Your task
Give a verbatim quotation of every record.

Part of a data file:

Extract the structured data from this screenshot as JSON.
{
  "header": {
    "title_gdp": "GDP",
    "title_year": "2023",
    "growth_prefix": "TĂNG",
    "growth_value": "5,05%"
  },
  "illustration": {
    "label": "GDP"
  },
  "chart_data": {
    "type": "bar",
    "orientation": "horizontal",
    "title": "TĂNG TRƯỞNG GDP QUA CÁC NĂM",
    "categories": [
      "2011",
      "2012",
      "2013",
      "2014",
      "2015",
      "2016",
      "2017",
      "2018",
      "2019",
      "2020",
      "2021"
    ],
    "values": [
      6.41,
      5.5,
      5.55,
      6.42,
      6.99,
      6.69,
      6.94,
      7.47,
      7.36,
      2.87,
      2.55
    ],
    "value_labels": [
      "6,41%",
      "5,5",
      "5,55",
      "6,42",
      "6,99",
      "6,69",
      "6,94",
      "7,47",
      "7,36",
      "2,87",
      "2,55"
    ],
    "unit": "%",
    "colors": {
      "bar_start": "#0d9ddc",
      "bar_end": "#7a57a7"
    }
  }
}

Problem solution
Extract the structured data from this screenshot as JSON.
{
  "header": {
    "title_gdp": "GDP",
    "title_year": "2023",
    "growth_prefix": "TĂNG",
    "growth_value": "5,05%"
  },
  "illustration": {
    "label": "GDP"
  },
  "chart_data": {
    "type": "bar",
    "orientation": "horizontal",
    "title": "TĂNG TRƯỞNG GDP QUA CÁC NĂM",
    "categories": [
      "2011",
      "2012",
      "2013",
      "2014",
      "2015",
      "2016",
      "2017",
      "2018",
      "2019",
      "2020",
      "2021"
    ],
    "values": [
      6.41,
      5.5,
      5.55,
      6.42,
      6.99,
      6.69,
      6.94,
      7.47,
      7.36,
      2.87,
      2.55
    ],
    "value_labels": [
      "6,41%",
      "5,5",
      "5,55",
      "6,42",
      "6,99",
      "6,69",
      "6,94",
      "7,47",
      "7,36",
      "2,87",
      "2,55"
    ],
    "unit": "%",
    "colors": {
      "bar_start": "#0d9ddc",
      "bar_end": "#7a57a7"
    }
  }
}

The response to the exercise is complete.